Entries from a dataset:
——————

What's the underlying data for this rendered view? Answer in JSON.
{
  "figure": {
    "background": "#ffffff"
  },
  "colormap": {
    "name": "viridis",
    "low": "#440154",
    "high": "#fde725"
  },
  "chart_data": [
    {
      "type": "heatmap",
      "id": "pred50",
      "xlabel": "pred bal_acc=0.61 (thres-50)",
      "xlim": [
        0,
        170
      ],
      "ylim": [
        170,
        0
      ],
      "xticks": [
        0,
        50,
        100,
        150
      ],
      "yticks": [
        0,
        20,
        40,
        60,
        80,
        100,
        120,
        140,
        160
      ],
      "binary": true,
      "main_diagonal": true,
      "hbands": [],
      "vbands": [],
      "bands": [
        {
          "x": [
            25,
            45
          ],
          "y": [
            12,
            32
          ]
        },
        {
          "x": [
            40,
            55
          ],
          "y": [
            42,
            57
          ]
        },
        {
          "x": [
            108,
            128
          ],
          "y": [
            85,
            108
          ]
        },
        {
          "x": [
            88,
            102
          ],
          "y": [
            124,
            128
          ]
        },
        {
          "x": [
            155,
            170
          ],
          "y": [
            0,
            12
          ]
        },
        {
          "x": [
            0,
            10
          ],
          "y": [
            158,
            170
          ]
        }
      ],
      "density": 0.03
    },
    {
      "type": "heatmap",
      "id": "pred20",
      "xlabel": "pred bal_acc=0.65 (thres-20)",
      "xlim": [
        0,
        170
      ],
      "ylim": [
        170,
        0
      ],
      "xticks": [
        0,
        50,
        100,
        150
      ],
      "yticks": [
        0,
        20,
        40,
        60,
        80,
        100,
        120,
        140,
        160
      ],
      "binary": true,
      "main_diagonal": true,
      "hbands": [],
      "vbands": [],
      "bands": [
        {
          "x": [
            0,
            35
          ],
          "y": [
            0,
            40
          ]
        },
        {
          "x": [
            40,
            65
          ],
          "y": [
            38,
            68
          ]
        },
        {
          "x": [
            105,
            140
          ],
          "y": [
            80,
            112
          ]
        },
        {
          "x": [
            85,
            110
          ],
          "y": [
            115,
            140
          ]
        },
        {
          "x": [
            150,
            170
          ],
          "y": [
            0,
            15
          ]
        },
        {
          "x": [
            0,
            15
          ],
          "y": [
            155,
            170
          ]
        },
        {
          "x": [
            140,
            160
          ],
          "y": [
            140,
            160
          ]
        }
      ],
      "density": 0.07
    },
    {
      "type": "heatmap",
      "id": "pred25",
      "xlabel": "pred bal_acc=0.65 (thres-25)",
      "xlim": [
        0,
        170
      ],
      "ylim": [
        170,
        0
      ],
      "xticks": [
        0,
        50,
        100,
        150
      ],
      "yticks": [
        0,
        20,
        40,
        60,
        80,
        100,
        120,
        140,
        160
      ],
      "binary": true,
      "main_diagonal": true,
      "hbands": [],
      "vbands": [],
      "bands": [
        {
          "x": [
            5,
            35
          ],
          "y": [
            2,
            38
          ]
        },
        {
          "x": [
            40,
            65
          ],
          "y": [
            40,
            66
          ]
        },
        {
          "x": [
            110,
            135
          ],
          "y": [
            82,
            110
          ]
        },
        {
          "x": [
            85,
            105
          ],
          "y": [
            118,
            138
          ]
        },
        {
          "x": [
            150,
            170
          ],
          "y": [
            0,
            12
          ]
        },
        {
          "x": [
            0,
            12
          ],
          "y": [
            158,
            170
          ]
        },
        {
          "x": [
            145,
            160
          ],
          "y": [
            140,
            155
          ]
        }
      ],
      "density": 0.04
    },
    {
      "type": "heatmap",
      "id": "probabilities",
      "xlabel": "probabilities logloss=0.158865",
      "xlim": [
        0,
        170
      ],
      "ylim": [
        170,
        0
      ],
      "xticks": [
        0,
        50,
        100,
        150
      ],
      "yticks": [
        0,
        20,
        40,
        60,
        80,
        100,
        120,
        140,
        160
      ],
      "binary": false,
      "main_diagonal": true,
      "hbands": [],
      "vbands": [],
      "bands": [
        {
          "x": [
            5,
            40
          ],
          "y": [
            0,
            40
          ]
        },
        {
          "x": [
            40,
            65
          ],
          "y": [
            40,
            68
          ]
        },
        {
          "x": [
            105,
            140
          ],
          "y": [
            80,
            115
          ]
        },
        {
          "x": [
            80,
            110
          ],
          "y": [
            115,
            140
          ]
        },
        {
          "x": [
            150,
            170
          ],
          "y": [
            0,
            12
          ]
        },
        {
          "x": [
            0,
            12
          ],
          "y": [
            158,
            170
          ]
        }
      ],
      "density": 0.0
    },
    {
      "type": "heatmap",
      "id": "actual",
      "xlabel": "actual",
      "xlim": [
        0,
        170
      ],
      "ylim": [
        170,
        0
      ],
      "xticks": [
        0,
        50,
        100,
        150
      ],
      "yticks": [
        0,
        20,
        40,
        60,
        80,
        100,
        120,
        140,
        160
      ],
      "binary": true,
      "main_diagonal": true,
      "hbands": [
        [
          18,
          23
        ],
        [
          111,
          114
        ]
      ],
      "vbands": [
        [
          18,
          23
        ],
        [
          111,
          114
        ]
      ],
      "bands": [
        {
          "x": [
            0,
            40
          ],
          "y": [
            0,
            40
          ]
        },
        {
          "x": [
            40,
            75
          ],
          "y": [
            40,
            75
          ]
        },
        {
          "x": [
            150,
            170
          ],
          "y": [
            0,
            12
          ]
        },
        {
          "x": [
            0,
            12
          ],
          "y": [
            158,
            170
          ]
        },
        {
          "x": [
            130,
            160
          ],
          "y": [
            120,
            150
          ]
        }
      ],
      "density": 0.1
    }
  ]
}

——————

*TASK TO CARRY OUT*.
Quote the entire listing above exactly.

*TASK ANSWER*.
What's the underlying data for this rendered view? Answer in JSON.
{
  "figure": {
    "background": "#ffffff"
  },
  "colormap": {
    "name": "viridis",
    "low": "#440154",
    "high": "#fde725"
  },
  "chart_data": [
    {
      "type": "heatmap",
      "id": "pred50",
      "xlabel": "pred bal_acc=0.61 (thres-50)",
      "xlim": [
        0,
        170
      ],
      "ylim": [
        170,
        0
      ],
      "xticks": [
        0,
        50,
        100,
        150
      ],
      "yticks": [
        0,
        20,
        40,
        60,
        80,
        100,
        120,
        140,
        160
      ],
      "binary": true,
      "main_diagonal": true,
      "hbands": [],
      "vbands": [],
      "bands": [
        {
          "x": [
            25,
            45
          ],
          "y": [
            12,
            32
          ]
        },
        {
          "x": [
            40,
            55
          ],
          "y": [
            42,
            57
          ]
        },
        {
          "x": [
            108,
            128
          ],
          "y": [
            85,
            108
          ]
        },
        {
          "x": [
            88,
            102
          ],
          "y": [
            124,
            128
          ]
        },
        {
          "x": [
            155,
            170
          ],
          "y": [
            0,
            12
          ]
        },
        {
          "x": [
            0,
            10
          ],
          "y": [
            158,
            170
          ]
        }
      ],
      "density": 0.03
    },
    {
      "type": "heatmap",
      "id": "pred20",
      "xlabel": "pred bal_acc=0.65 (thres-20)",
      "xlim": [
        0,
        170
      ],
      "ylim": [
        170,
        0
      ],
      "xticks": [
        0,
        50,
        100,
        150
      ],
      "yticks": [
        0,
        20,
        40,
        60,
        80,
        100,
        120,
        140,
        160
      ],
      "binary": true,
      "main_diagonal": true,
      "hbands": [],
      "vbands": [],
      "bands": [
        {
          "x": [
            0,
            35
          ],
          "y": [
            0,
            40
          ]
        },
        {
          "x": [
            40,
            65
          ],
          "y": [
            38,
            68
          ]
        },
        {
          "x": [
            105,
            140
          ],
          "y": [
            80,
            112
          ]
        },
        {
          "x": [
            85,
            110
          ],
          "y": [
            115,
            140
          ]
        },
        {
          "x": [
            150,
            170
          ],
          "y": [
            0,
            15
          ]
        },
        {
          "x": [
            0,
            15
          ],
          "y": [
            155,
            170
          ]
        },
        {
          "x": [
            140,
            160
          ],
          "y": [
            140,
            160
          ]
        }
      ],
      "density": 0.07
    },
    {
      "type": "heatmap",
      "id": "pred25",
      "xlabel": "pred bal_acc=0.65 (thres-25)",
      "xlim": [
        0,
        170
      ],
      "ylim": [
        170,
        0
      ],
      "xticks": [
        0,
        50,
        100,
        150
      ],
      "yticks": [
        0,
        20,
        40,
        60,
        80,
        100,
        120,
        140,
        160
      ],
      "binary": true,
      "main_diagonal": true,
      "hbands": [],
      "vbands": [],
      "bands": [
        {
          "x": [
            5,
            35
          ],
          "y": [
            2,
            38
          ]
        },
        {
          "x": [
            40,
            65
          ],
          "y": [
            40,
            66
          ]
        },
        {
          "x": [
            110,
            135
          ],
          "y": [
            82,
            110
          ]
        },
        {
          "x": [
            85,
            105
          ],
          "y": [
            118,
            138
          ]
        },
        {
          "x": [
            150,
            170
          ],
          "y": [
            0,
            12
          ]
        },
        {
          "x": [
            0,
            12
          ],
          "y": [
            158,
            170
          ]
        },
        {
          "x": [
            145,
            160
          ],
          "y": [
            140,
            155
          ]
        }
      ],
      "density": 0.04
    },
    {
      "type": "heatmap",
      "id": "probabilities",
      "xlabel": "probabilities logloss=0.158865",
      "xlim": [
        0,
        170
      ],
      "ylim": [
        170,
        0
      ],
      "xticks": [
        0,
        50,
        100,
        150
      ],
      "yticks": [
        0,
        20,
        40,
        60,
        80,
        100,
        120,
        140,
        160
      ],
      "binary": false,
      "main_diagonal": true,
      "hbands": [],
      "vbands": [],
      "bands": [
        {
          "x": [
            5,
            40
          ],
          "y": [
            0,
            40
          ]
        },
        {
          "x": [
            40,
            65
          ],
          "y": [
            40,
            68
          ]
        },
        {
          "x": [
            105,
            140
          ],
          "y": [
            80,
            115
          ]
        },
        {
          "x": [
            80,
            110
          ],
          "y": [
            115,
            140
          ]
        },
        {
          "x": [
            150,
            170
          ],
          "y": [
            0,
            12
          ]
        },
        {
          "x": [
            0,
            12
          ],
          "y": [
            158,
            170
          ]
        }
      ],
      "density": 0.0
    },
    {
      "type": "heatmap",
      "id": "actual",
      "xlabel": "actual",
      "xlim": [
        0,
        170
      ],
      "ylim": [
        170,
        0
      ],
      "xticks": [
        0,
        50,
        100,
        150
      ],
      "yticks": [
        0,
        20,
        40,
        60,
        80,
        100,
        120,
        140,
        160
      ],
      "binary": true,
      "main_diagonal": true,
      "hbands": [
        [
          18,
          23
        ],
        [
          111,
          114
        ]
      ],
      "vbands": [
        [
          18,
          23
        ],
        [
          111,
          114
        ]
      ],
      "bands": [
        {
          "x": [
            0,
            40
          ],
          "y": [
            0,
            40
          ]
        },
        {
          "x": [
            40,
            75
          ],
          "y": [
            40,
            75
          ]
        },
        {
          "x": [
            150,
            170
          ],
          "y": [
            0,
            12
          ]
        },
        {
          "x": [
            0,
            12
          ],
          "y": [
            158,
            170
          ]
        },
        {
          "x": [
            130,
            160
          ],
          "y": [
            120,
            150
          ]
        }
      ],
      "density": 0.1
    }
  ]
}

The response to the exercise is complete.